++++ SOURCE PASSAGE ++++

Carving and Removal of Guts

Carving and Removal of Guts

Halloween ranks second only to Christmas as the holiday when most retail consumer dollars are spent. People buy costumes not only for kids, but grown-ups too; more decorations for parties and bucket loads of candy. Halloween costume stores pop up  in various locations and we stock up and shop early. For this family, I think our Halloween storage outweighs our Christmas storage. As follows is a Halloween recap on carving, costumes and candy handling.

 

Overly zealous in past years, we’ve had to restock on candy and be faced with carved pumpkins whose insides have turned to mush by Halloween if they haven’t already had their decoration chewed off by squirrels. This year, I bought pumpkins and candy ($14.98 value pack) five days before Halloween. The hidden bag is uncovered and ripped into the next morning at about 3:00a.m. by my 7-year-old son, Calvin, who had been obsessing about it. The carving takes place four days prior to Halloween and the Jack-o-Lanterns serve as a centerpiece days before moving outdoors on Halloween, in fine condition.

++++

**SET TASK 1**
Answer these questions from the Halloween recap:
(a) Which holiday does Halloween rank second to in retail consumer spending?
(b) How many days before Halloween were the pumpkins and candy bought this year?
(c) What was the price of the candy value pack?
**SET TASK 2**
Reproduce verbatim the stretch of the Halloween recap from "Overly zealous in" through "in fine condition.".

++++ DATA EXTRACT ++++

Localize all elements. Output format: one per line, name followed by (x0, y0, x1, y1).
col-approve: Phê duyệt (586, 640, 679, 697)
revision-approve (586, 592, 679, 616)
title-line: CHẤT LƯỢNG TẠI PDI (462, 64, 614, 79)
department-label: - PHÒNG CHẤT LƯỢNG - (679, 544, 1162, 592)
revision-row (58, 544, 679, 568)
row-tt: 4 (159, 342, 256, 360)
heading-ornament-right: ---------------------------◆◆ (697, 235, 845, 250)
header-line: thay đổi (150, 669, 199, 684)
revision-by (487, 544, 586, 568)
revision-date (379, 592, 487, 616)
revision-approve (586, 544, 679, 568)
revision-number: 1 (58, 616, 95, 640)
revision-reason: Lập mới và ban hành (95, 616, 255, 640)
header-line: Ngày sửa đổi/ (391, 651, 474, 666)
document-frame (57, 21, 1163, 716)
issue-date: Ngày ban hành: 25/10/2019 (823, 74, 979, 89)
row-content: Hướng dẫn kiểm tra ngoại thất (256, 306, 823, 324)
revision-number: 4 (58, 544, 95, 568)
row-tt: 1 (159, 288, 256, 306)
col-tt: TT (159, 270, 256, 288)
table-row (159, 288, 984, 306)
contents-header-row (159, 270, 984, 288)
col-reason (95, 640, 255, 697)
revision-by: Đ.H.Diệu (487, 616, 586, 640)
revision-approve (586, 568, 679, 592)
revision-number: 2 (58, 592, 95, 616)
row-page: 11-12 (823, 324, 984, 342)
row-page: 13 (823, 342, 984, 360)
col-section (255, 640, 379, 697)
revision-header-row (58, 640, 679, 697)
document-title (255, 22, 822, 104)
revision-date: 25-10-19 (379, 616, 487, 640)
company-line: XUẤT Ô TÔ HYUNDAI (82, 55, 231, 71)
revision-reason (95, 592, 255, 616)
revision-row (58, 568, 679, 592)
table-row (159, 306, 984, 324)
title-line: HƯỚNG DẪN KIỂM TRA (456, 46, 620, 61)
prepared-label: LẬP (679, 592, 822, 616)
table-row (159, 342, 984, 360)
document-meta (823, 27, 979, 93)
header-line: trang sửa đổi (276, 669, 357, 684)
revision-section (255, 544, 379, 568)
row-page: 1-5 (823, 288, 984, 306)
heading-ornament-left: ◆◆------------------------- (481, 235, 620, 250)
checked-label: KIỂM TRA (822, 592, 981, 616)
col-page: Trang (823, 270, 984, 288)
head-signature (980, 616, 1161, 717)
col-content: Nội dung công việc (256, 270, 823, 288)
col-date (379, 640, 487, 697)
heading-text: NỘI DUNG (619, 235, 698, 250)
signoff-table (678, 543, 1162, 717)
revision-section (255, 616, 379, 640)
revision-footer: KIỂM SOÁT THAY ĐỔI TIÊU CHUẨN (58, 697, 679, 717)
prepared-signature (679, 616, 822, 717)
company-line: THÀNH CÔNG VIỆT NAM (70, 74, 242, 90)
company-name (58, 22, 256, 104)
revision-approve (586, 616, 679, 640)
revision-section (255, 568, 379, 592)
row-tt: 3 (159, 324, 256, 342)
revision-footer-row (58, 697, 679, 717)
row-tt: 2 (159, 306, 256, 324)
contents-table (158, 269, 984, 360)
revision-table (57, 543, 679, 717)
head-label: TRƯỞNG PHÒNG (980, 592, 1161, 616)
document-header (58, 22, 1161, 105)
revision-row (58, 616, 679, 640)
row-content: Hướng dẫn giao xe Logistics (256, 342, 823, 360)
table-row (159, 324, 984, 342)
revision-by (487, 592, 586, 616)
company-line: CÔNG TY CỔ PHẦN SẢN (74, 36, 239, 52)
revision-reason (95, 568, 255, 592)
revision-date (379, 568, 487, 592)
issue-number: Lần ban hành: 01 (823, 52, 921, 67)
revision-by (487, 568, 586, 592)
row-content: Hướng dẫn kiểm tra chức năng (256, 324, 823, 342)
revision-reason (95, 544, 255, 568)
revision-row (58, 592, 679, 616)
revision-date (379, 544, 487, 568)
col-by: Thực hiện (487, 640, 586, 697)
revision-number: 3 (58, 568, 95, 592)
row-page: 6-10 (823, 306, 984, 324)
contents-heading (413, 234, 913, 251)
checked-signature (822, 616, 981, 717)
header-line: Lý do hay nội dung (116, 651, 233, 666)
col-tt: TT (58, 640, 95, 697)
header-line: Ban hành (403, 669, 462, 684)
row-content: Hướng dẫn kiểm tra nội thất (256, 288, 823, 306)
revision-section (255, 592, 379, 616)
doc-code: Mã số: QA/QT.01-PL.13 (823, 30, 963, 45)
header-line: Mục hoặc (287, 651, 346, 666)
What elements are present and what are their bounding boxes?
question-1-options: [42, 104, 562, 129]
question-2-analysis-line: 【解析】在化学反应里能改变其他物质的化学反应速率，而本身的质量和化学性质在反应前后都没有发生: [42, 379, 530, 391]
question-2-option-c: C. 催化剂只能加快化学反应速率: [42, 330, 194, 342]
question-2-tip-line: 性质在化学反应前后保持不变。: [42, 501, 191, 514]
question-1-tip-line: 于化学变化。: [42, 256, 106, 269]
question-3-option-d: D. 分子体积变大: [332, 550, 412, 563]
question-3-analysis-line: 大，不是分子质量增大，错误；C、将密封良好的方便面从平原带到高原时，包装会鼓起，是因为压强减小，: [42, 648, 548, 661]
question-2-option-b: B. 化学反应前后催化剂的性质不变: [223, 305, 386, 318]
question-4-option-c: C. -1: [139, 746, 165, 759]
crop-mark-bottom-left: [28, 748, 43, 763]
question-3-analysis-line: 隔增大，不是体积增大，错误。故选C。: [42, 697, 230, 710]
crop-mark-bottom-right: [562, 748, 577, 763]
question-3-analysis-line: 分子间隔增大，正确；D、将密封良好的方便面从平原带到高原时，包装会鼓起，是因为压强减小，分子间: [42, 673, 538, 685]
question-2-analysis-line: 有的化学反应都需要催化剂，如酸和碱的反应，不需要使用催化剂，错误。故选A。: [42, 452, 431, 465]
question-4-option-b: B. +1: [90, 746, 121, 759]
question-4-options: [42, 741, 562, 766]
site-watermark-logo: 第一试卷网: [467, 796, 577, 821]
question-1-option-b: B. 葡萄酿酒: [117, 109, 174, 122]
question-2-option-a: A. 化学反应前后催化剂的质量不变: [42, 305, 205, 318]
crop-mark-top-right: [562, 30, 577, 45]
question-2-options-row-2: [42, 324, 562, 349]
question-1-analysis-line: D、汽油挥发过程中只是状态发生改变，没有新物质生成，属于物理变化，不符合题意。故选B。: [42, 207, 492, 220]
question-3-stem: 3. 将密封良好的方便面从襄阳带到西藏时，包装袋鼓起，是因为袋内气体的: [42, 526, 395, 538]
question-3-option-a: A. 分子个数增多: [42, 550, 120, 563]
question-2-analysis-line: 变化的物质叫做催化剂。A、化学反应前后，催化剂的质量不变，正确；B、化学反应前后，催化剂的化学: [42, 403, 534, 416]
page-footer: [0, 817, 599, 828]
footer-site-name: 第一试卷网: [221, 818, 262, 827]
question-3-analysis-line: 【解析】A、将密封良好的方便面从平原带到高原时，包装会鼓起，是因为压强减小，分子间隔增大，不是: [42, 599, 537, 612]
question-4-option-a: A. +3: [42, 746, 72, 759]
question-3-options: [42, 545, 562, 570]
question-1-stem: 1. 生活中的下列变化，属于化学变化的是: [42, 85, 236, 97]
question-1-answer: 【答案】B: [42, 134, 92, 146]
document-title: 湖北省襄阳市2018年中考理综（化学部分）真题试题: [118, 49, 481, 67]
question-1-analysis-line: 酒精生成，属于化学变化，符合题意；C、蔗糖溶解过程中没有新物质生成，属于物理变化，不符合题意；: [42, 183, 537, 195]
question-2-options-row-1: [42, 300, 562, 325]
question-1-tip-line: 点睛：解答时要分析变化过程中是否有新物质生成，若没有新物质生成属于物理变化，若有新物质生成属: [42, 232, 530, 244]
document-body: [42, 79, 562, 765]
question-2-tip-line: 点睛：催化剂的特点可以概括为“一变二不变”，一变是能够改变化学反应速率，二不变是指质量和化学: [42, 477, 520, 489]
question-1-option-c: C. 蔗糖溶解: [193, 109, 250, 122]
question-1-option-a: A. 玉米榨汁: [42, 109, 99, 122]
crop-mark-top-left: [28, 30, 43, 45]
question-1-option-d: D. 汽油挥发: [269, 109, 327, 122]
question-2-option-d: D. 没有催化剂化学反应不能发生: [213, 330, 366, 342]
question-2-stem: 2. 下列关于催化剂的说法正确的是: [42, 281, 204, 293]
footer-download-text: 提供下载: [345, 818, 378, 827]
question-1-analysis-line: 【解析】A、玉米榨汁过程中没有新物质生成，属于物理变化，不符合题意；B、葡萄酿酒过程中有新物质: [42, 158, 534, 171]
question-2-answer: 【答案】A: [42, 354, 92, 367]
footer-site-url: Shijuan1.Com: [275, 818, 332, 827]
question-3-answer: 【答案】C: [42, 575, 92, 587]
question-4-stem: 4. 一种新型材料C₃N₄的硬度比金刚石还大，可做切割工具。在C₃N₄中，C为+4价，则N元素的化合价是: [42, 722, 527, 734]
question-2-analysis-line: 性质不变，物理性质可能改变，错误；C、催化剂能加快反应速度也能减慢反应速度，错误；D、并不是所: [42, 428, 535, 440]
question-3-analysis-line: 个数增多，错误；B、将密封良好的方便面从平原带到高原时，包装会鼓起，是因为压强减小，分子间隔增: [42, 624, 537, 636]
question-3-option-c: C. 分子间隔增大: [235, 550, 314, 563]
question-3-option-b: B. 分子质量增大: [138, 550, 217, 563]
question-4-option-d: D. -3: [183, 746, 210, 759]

++++

**WRITTEN SOLUTION 1**
(a) Christmas
(b) Five days
(c) $14.98

**WRITTEN SOLUTION 2**
Overly zealous in past years, we’ve had to restock on candy and be faced with carved pumpkins whose insides have turned to mush by Halloween if they haven’t already had their decoration chewed off by squirrels. This year, I bought pumpkins and candy ($14.98 value pack) five days before Halloween. The hidden bag is uncovered and ripped into the next morning at about 3:00a.m. by my 7-year-old son, Calvin, who had been obsessing about it. The carving takes place four days prior to Halloween and the Jack-o-Lanterns serve as a centerpiece days before moving outdoors on Halloween, in fine condition.